* START MATERIALS PROVIDED *

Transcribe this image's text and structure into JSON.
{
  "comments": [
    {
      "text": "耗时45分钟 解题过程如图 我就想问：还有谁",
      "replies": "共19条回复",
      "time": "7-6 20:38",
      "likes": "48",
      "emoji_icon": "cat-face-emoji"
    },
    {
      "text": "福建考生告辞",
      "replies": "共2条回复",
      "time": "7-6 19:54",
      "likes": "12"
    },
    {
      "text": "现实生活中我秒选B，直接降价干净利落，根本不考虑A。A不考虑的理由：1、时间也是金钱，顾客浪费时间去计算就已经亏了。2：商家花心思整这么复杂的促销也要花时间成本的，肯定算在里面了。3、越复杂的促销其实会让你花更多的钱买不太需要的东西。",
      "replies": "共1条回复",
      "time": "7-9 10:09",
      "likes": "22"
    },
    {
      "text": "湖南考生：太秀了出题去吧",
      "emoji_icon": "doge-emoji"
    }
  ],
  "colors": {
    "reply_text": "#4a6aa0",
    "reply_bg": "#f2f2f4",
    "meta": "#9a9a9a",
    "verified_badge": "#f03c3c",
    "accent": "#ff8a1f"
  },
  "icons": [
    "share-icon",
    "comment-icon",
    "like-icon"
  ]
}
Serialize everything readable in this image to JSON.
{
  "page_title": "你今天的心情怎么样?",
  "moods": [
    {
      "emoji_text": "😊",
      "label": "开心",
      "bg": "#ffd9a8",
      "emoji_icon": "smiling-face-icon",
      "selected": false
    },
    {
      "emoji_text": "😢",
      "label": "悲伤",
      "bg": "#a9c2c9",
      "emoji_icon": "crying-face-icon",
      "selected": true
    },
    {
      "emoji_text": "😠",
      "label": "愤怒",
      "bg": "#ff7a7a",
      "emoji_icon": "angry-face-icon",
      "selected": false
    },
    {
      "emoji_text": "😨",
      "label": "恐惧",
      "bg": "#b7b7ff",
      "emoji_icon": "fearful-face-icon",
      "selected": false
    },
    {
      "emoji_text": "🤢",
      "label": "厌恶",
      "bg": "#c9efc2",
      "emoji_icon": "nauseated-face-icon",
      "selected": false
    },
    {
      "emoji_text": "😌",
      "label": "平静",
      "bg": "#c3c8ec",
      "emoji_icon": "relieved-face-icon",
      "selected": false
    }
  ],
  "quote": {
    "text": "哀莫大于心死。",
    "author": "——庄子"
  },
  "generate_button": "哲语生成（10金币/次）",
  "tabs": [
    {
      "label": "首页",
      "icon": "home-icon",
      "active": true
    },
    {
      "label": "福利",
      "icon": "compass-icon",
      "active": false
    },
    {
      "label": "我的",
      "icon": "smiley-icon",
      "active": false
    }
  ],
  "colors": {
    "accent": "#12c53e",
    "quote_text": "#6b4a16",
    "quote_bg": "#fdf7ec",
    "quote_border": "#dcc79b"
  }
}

* END MATERIALS PROVIDED *

PROBLEM REQUIREMENTS
Return each entry from the material above exactly as it appears.

WRITTEN REPLY
Transcribe this image's text and structure into JSON.
{
  "comments": [
    {
      "text": "耗时45分钟 解题过程如图 我就想问：还有谁",
      "replies": "共19条回复",
      "time": "7-6 20:38",
      "likes": "48",
      "emoji_icon": "cat-face-emoji"
    },
    {
      "text": "福建考生告辞",
      "replies": "共2条回复",
      "time": "7-6 19:54",
      "likes": "12"
    },
    {
      "text": "现实生活中我秒选B，直接降价干净利落，根本不考虑A。A不考虑的理由：1、时间也是金钱，顾客浪费时间去计算就已经亏了。2：商家花心思整这么复杂的促销也要花时间成本的，肯定算在里面了。3、越复杂的促销其实会让你花更多的钱买不太需要的东西。",
      "replies": "共1条回复",
      "time": "7-9 10:09",
      "likes": "22"
    },
    {
      "text": "湖南考生：太秀了出题去吧",
      "emoji_icon": "doge-emoji"
    }
  ],
  "colors": {
    "reply_text": "#4a6aa0",
    "reply_bg": "#f2f2f4",
    "meta": "#9a9a9a",
    "verified_badge": "#f03c3c",
    "accent": "#ff8a1f"
  },
  "icons": [
    "share-icon",
    "comment-icon",
    "like-icon"
  ]
}
Serialize everything readable in this image to JSON.
{
  "page_title": "你今天的心情怎么样?",
  "moods": [
    {
      "emoji_text": "😊",
      "label": "开心",
      "bg": "#ffd9a8",
      "emoji_icon": "smiling-face-icon",
      "selected": false
    },
    {
      "emoji_text": "😢",
      "label": "悲伤",
      "bg": "#a9c2c9",
      "emoji_icon": "crying-face-icon",
      "selected": true
    },
    {
      "emoji_text": "😠",
      "label": "愤怒",
      "bg": "#ff7a7a",
      "emoji_icon": "angry-face-icon",
      "selected": false
    },
    {
      "emoji_text": "😨",
      "label": "恐惧",
      "bg": "#b7b7ff",
      "emoji_icon": "fearful-face-icon",
      "selected": false
    },
    {
      "emoji_text": "🤢",
      "label": "厌恶",
      "bg": "#c9efc2",
      "emoji_icon": "nauseated-face-icon",
      "selected": false
    },
    {
      "emoji_text": "😌",
      "label": "平静",
      "bg": "#c3c8ec",
      "emoji_icon": "relieved-face-icon",
      "selected": false
    }
  ],
  "quote": {
    "text": "哀莫大于心死。",
    "author": "——庄子"
  },
  "generate_button": "哲语生成（10金币/次）",
  "tabs": [
    {
      "label": "首页",
      "icon": "home-icon",
      "active": true
    },
    {
      "label": "福利",
      "icon": "compass-icon",
      "active": false
    },
    {
      "label": "我的",
      "icon": "smiley-icon",
      "active": false
    }
  ],
  "colors": {
    "accent": "#12c53e",
    "quote_text": "#6b4a16",
    "quote_bg": "#fdf7ec",
    "quote_border": "#dcc79b"
  }
}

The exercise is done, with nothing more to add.